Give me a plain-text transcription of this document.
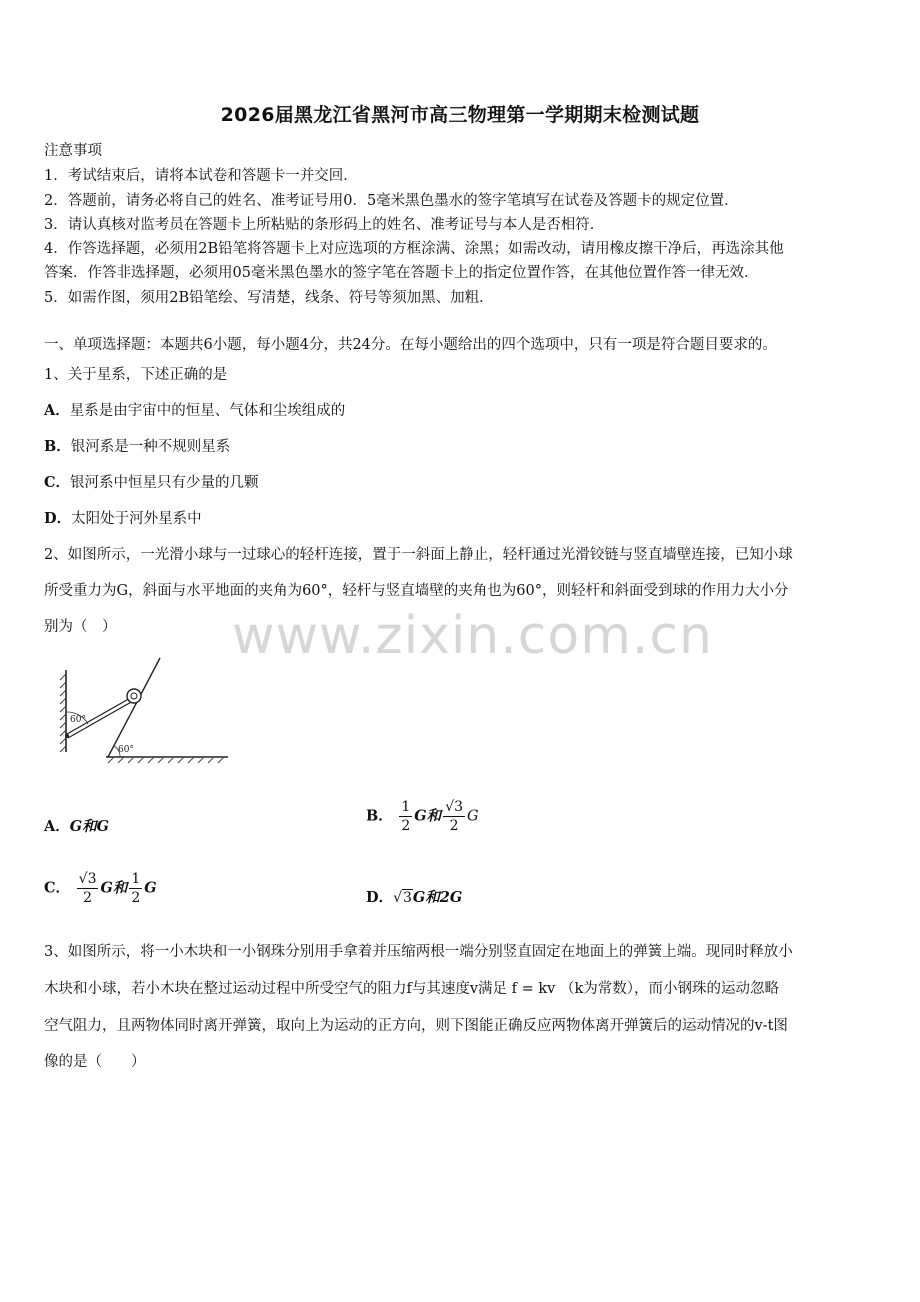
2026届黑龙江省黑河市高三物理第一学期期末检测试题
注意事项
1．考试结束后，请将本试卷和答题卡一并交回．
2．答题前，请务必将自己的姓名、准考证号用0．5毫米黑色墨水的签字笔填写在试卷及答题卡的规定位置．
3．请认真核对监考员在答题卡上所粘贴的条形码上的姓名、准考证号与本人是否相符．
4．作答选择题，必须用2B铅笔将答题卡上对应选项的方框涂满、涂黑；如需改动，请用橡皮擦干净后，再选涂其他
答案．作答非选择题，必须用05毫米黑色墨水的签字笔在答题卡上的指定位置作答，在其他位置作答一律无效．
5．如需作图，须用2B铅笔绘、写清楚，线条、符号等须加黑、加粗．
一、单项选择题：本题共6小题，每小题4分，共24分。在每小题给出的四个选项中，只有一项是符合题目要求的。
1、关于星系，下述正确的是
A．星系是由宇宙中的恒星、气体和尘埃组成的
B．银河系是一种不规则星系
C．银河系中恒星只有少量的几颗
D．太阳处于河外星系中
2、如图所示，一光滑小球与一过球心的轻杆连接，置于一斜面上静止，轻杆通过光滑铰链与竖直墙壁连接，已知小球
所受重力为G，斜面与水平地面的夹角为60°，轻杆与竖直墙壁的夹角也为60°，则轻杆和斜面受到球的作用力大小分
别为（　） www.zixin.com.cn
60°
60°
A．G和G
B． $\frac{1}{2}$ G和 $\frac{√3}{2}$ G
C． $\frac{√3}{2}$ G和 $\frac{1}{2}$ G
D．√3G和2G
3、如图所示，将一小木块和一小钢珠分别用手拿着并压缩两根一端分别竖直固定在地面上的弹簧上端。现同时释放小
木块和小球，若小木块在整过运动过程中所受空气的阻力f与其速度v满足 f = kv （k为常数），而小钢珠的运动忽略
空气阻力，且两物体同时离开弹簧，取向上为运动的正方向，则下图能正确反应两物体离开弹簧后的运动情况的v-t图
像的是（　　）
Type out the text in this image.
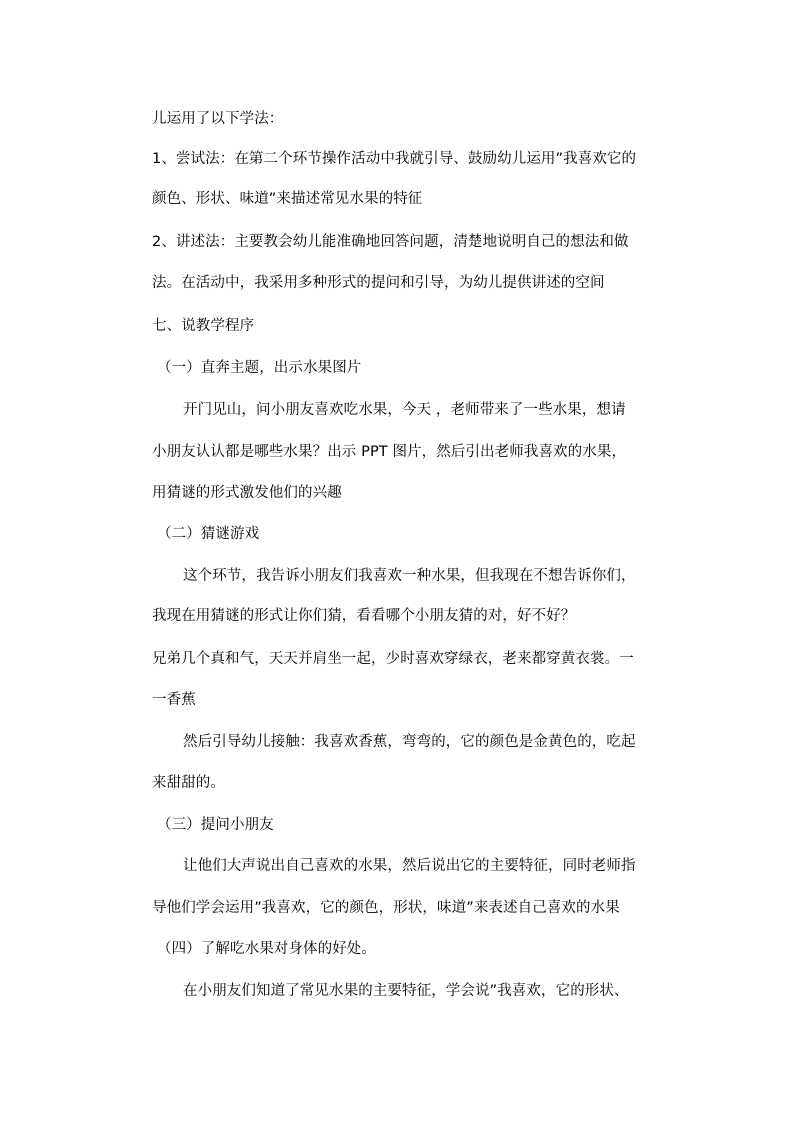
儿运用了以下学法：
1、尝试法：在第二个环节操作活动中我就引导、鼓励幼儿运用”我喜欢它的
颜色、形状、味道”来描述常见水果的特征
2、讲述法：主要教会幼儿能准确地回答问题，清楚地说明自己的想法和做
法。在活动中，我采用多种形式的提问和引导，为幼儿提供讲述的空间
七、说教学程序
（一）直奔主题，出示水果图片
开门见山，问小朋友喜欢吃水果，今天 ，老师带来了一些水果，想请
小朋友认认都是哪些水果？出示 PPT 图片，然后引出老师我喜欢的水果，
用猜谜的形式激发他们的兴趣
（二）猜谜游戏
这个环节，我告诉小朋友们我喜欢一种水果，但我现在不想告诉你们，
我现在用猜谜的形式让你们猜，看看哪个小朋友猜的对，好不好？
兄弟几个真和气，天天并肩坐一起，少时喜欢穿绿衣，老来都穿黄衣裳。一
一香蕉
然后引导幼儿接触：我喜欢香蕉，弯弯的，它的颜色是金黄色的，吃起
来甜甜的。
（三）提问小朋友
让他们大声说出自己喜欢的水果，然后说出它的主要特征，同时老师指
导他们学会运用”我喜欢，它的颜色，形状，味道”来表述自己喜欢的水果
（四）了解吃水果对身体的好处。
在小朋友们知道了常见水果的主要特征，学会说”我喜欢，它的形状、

+-------+

Every record above should be written out again without change, except that the pictures are left out.

● **Solution to the exercise**
Give me a plain-text transcription of this document.
2026届黑龙江省黑河市高三物理第一学期期末检测试题
注意事项
1．考试结束后，请将本试卷和答题卡一并交回．
2．答题前，请务必将自己的姓名、准考证号用0．5毫米黑色墨水的签字笔填写在试卷及答题卡的规定位置．
3．请认真核对监考员在答题卡上所粘贴的条形码上的姓名、准考证号与本人是否相符．
4．作答选择题，必须用2B铅笔将答题卡上对应选项的方框涂满、涂黑；如需改动，请用橡皮擦干净后，再选涂其他
答案．作答非选择题，必须用05毫米黑色墨水的签字笔在答题卡上的指定位置作答，在其他位置作答一律无效．
5．如需作图，须用2B铅笔绘、写清楚，线条、符号等须加黑、加粗．
一、单项选择题：本题共6小题，每小题4分，共24分。在每小题给出的四个选项中，只有一项是符合题目要求的。
1、关于星系，下述正确的是
A．星系是由宇宙中的恒星、气体和尘埃组成的
B．银河系是一种不规则星系
C．银河系中恒星只有少量的几颗
D．太阳处于河外星系中
2、如图所示，一光滑小球与一过球心的轻杆连接，置于一斜面上静止，轻杆通过光滑铰链与竖直墙壁连接，已知小球
所受重力为G，斜面与水平地面的夹角为60°，轻杆与竖直墙壁的夹角也为60°，则轻杆和斜面受到球的作用力大小分
别为（　） www.zixin.com.cn
60°
60°
A．G和G
B． $\frac{1}{2}$ G和 $\frac{√3}{2}$ G
C． $\frac{√3}{2}$ G和 $\frac{1}{2}$ G
D．√3G和2G
3、如图所示，将一小木块和一小钢珠分别用手拿着并压缩两根一端分别竖直固定在地面上的弹簧上端。现同时释放小
木块和小球，若小木块在整过运动过程中所受空气的阻力f与其速度v满足 f = kv （k为常数），而小钢珠的运动忽略
空气阻力，且两物体同时离开弹簧，取向上为运动的正方向，则下图能正确反应两物体离开弹簧后的运动情况的v-t图
像的是（　　）
Type out the text in this image.
儿运用了以下学法：
1、尝试法：在第二个环节操作活动中我就引导、鼓励幼儿运用”我喜欢它的
颜色、形状、味道”来描述常见水果的特征
2、讲述法：主要教会幼儿能准确地回答问题，清楚地说明自己的想法和做
法。在活动中，我采用多种形式的提问和引导，为幼儿提供讲述的空间
七、说教学程序
（一）直奔主题，出示水果图片
开门见山，问小朋友喜欢吃水果，今天 ，老师带来了一些水果，想请
小朋友认认都是哪些水果？出示 PPT 图片，然后引出老师我喜欢的水果，
用猜谜的形式激发他们的兴趣
（二）猜谜游戏
这个环节，我告诉小朋友们我喜欢一种水果，但我现在不想告诉你们，
我现在用猜谜的形式让你们猜，看看哪个小朋友猜的对，好不好？
兄弟几个真和气，天天并肩坐一起，少时喜欢穿绿衣，老来都穿黄衣裳。一
一香蕉
然后引导幼儿接触：我喜欢香蕉，弯弯的，它的颜色是金黄色的，吃起
来甜甜的。
（三）提问小朋友
让他们大声说出自己喜欢的水果，然后说出它的主要特征，同时老师指
导他们学会运用”我喜欢，它的颜色，形状，味道”来表述自己喜欢的水果
（四）了解吃水果对身体的好处。
在小朋友们知道了常见水果的主要特征，学会说”我喜欢，它的形状、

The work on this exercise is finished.